BEGIN Supplied material

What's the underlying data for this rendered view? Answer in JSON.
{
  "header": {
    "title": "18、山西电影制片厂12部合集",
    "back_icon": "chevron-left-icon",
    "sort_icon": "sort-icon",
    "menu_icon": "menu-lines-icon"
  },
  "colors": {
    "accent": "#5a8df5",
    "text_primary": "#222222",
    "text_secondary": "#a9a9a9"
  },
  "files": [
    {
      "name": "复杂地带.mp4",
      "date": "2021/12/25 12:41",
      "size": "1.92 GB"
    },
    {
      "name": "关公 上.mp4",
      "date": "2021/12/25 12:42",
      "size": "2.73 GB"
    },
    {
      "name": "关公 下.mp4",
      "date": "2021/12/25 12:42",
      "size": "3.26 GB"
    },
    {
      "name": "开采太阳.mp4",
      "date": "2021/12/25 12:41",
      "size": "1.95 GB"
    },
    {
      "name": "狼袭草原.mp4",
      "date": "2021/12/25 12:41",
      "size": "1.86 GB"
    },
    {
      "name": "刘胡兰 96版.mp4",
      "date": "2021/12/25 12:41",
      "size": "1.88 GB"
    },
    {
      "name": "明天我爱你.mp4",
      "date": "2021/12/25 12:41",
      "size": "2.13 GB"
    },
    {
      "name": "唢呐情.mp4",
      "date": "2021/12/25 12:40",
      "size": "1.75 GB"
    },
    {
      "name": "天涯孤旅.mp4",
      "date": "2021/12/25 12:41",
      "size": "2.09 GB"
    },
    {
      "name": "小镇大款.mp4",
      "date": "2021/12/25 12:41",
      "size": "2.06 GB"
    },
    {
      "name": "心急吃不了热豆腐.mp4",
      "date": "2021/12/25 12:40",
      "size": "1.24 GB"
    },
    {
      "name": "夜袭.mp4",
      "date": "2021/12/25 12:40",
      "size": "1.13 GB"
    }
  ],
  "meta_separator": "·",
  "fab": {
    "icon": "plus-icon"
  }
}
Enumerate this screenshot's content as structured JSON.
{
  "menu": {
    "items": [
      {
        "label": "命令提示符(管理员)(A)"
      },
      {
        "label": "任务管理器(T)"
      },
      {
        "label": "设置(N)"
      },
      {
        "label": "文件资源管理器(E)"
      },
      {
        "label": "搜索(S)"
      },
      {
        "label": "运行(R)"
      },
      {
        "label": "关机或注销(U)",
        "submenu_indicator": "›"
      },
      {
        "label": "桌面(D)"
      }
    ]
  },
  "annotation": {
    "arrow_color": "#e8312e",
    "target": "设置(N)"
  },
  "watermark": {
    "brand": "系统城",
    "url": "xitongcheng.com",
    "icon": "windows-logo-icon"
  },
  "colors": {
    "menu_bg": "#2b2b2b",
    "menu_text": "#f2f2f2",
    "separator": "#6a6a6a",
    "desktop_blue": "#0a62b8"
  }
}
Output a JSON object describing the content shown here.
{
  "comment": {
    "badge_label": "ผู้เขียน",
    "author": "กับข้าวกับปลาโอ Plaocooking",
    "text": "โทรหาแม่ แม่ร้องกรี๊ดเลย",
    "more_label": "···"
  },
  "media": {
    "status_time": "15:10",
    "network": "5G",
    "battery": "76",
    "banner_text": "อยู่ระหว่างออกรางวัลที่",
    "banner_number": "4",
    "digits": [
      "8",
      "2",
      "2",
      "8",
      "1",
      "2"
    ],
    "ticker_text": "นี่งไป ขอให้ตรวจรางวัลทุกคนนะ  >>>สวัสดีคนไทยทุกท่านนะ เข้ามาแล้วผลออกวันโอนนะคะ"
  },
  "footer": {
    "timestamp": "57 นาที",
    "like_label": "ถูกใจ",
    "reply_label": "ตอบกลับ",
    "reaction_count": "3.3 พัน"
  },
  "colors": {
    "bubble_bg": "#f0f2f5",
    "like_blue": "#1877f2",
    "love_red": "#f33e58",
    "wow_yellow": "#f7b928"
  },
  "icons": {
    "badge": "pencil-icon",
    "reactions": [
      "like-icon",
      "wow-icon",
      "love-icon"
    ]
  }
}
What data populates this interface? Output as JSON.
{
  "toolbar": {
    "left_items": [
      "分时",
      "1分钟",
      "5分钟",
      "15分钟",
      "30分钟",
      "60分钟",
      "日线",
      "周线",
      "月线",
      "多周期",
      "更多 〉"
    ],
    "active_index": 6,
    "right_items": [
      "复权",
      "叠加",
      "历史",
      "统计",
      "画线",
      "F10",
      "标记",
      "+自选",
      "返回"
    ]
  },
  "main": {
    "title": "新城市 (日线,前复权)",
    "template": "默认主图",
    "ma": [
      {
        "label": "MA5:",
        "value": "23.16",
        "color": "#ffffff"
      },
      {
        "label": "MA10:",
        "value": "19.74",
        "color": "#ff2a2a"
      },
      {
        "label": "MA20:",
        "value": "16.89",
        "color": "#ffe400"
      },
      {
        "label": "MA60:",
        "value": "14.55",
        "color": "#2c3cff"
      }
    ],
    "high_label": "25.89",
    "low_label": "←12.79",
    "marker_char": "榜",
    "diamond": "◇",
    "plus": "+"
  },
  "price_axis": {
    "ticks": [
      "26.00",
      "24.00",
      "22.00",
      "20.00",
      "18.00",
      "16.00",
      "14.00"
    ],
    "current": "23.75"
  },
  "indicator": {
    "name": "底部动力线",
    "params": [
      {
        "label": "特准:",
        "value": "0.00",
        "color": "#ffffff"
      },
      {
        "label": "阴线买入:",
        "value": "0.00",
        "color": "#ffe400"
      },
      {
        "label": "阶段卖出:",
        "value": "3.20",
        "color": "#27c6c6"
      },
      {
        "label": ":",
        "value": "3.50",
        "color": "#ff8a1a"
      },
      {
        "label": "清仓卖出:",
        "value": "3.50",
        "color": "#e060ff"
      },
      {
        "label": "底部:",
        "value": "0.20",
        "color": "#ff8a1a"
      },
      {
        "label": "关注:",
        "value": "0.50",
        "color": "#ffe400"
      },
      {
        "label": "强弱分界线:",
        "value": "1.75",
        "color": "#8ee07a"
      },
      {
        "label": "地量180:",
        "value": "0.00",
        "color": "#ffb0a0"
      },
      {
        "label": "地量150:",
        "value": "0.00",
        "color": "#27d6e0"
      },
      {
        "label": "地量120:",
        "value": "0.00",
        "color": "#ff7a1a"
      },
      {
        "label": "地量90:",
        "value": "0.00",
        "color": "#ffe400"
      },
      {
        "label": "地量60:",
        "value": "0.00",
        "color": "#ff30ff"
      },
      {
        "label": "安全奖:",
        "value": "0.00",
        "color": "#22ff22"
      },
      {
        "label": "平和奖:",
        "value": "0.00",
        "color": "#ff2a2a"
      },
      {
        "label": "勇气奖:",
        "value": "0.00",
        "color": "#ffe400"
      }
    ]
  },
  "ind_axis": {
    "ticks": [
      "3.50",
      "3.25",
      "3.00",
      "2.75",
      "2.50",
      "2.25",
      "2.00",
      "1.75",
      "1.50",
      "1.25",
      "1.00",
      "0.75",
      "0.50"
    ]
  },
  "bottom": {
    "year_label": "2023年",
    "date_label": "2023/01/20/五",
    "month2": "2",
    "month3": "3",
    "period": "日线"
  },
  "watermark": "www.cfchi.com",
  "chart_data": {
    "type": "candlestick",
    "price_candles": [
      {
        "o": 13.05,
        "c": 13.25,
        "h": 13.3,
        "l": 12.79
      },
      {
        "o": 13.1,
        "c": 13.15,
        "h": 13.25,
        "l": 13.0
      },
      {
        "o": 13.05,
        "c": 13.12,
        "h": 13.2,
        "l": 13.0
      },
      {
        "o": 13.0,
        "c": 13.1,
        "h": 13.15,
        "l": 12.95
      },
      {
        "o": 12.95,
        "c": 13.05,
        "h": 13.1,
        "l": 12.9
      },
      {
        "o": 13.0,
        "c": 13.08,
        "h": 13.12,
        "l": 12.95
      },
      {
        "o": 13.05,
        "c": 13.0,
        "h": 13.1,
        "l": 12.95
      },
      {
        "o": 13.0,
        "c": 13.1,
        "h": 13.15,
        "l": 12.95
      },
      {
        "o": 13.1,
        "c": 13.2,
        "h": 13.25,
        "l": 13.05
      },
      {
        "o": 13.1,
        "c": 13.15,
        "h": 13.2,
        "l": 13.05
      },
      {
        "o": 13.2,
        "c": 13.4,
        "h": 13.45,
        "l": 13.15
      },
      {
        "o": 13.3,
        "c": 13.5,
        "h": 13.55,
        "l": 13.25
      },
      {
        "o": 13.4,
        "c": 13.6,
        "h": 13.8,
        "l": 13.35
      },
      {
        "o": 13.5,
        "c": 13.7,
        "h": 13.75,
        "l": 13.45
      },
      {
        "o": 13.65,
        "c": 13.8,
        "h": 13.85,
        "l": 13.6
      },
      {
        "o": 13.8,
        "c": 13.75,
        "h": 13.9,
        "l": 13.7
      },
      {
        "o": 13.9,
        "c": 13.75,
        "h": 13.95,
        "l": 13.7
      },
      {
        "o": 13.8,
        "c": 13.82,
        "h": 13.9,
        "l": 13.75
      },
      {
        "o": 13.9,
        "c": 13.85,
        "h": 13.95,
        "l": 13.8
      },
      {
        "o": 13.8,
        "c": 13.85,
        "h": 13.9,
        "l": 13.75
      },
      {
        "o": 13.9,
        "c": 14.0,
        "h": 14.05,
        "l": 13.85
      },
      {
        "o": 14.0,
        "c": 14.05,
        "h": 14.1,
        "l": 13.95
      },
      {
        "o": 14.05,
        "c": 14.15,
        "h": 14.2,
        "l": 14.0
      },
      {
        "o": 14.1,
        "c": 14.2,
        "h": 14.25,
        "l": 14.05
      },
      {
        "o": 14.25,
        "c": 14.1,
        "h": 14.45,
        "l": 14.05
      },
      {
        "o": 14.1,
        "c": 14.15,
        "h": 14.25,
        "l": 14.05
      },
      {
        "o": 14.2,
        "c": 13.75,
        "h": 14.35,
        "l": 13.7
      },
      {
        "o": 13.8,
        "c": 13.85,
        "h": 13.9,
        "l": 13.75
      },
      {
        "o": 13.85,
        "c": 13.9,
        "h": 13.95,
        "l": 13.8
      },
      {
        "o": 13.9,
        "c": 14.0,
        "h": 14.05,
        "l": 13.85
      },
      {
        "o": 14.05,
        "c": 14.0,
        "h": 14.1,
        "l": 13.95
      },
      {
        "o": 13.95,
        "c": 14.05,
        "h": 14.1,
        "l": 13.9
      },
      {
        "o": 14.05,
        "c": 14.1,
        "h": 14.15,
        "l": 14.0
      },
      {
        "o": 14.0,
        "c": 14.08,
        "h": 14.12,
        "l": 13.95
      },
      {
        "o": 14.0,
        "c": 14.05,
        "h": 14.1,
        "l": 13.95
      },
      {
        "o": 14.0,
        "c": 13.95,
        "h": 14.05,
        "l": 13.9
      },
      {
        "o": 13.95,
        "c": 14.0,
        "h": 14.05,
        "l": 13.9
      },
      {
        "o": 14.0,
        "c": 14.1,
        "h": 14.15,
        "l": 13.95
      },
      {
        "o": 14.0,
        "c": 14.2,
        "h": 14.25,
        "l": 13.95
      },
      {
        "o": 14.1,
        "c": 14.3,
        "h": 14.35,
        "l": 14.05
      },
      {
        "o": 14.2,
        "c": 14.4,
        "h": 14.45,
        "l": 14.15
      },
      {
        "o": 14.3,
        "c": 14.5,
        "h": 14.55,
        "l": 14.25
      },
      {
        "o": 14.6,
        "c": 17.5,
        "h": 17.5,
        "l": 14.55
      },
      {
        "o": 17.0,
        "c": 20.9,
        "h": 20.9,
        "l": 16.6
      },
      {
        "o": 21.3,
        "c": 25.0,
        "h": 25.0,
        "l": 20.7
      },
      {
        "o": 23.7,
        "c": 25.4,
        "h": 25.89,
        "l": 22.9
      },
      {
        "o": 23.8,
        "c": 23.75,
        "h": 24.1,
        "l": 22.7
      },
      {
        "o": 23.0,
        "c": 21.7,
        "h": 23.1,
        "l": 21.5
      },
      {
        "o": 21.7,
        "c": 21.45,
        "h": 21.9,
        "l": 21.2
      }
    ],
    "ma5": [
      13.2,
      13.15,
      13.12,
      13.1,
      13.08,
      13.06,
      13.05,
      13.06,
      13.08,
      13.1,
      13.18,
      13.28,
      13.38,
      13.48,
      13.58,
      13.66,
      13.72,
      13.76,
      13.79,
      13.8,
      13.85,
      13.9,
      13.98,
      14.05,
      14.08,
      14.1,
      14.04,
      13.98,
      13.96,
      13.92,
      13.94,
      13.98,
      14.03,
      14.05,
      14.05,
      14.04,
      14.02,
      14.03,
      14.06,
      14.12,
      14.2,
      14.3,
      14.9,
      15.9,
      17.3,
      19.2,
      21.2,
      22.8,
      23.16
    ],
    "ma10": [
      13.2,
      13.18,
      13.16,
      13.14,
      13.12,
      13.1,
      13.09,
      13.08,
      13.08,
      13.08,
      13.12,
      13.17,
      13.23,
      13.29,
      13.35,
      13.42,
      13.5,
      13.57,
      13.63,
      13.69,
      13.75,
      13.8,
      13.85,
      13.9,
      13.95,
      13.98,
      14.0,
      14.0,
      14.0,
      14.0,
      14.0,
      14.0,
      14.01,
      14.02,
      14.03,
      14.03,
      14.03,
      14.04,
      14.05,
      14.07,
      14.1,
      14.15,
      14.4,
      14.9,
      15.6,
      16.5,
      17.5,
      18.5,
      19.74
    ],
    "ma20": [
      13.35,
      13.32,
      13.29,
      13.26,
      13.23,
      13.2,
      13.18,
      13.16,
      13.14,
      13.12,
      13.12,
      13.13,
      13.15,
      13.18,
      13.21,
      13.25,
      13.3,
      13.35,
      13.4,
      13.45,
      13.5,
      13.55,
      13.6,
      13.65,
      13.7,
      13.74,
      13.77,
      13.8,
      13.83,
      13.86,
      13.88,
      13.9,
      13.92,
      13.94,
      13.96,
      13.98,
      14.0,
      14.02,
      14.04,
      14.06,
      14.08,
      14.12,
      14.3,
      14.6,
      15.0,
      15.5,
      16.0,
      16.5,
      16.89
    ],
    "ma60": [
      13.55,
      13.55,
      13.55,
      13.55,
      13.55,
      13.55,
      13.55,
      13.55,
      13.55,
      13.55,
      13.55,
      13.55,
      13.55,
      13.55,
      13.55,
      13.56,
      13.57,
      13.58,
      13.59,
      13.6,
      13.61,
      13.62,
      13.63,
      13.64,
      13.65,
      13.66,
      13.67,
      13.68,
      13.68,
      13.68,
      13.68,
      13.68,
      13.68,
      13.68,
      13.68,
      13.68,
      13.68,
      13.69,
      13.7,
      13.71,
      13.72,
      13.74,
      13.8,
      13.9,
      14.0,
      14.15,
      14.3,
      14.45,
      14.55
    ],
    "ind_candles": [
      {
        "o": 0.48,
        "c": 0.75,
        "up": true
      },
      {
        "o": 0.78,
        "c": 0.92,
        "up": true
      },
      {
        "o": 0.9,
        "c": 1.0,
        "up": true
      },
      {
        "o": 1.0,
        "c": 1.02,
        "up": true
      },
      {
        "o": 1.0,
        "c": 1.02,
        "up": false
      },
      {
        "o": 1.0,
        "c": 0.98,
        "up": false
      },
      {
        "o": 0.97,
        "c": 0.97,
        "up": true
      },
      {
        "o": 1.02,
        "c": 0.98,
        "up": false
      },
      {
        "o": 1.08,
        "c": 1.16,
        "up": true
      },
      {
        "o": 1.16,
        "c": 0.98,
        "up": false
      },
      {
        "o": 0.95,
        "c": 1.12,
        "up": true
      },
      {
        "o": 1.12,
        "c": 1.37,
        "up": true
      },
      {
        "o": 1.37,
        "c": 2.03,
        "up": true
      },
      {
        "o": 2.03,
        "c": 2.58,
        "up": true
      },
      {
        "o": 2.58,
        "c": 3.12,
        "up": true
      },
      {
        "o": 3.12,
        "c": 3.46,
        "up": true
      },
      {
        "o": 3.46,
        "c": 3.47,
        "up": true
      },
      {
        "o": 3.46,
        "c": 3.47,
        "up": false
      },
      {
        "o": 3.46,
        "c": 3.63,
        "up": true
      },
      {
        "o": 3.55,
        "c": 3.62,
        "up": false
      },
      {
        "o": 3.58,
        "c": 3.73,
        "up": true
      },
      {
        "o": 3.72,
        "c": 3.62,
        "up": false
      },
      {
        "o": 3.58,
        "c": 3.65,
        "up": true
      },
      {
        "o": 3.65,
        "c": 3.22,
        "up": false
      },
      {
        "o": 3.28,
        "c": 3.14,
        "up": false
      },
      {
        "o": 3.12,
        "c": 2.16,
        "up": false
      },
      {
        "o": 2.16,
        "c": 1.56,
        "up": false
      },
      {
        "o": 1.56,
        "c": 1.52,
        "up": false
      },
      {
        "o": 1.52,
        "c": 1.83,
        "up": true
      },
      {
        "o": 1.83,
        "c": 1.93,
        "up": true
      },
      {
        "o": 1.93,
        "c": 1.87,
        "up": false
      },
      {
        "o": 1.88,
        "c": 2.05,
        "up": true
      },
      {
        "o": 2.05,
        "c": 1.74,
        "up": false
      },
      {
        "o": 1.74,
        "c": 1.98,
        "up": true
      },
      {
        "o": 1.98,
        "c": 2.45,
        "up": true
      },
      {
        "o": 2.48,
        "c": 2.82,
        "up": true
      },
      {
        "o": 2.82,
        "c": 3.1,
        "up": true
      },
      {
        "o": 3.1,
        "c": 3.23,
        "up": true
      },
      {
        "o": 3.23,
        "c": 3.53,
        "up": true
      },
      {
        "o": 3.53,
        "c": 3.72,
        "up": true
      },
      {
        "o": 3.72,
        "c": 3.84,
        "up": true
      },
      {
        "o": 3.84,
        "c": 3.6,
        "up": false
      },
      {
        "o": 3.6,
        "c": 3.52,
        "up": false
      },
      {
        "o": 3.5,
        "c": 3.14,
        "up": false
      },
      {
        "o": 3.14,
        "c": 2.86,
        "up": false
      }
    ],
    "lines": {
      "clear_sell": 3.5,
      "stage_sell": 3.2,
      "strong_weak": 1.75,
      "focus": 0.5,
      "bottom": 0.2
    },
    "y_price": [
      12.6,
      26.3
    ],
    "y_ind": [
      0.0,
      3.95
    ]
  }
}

END Supplied material

Goal:
From the listing, copy every line where the string "content" appears.

Response to the task:
Enumerate this screenshot's content as structured JSON.
Output a JSON object describing the content shown here.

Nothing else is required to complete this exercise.